[Start of Information given]
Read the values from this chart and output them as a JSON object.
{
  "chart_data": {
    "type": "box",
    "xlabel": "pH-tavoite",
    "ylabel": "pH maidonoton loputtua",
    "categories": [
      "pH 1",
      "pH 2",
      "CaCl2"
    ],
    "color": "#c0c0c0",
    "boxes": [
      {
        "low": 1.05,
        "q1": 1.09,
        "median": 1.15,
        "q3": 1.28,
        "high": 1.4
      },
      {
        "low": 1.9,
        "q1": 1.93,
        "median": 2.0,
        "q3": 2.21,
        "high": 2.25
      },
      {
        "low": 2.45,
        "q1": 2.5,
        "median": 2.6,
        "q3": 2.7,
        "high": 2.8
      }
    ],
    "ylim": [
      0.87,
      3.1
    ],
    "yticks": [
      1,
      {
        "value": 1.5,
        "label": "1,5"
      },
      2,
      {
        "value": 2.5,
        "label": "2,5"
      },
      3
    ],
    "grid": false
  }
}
[End of Information given]
Reproduce the material verbatim, line by line.

Read the values from this chart and output them as a JSON object.
{
  "chart_data": {
    "type": "box",
    "xlabel": "pH-tavoite",
    "ylabel": "pH maidonoton loputtua",
    "categories": [
      "pH 1",
      "pH 2",
      "CaCl2"
    ],
    "color": "#c0c0c0",
    "boxes": [
      {
        "low": 1.05,
        "q1": 1.09,
        "median": 1.15,
        "q3": 1.28,
        "high": 1.4
      },
      {
        "low": 1.9,
        "q1": 1.93,
        "median": 2.0,
        "q3": 2.21,
        "high": 2.25
      },
      {
        "low": 2.45,
        "q1": 2.5,
        "median": 2.6,
        "q3": 2.7,
        "high": 2.8
      }
    ],
    "ylim": [
      0.87,
      3.1
    ],
    "yticks": [
      1,
      {
        "value": 1.5,
        "label": "1,5"
      },
      2,
      {
        "value": 2.5,
        "label": "2,5"
      },
      3
    ],
    "grid": false
  }
}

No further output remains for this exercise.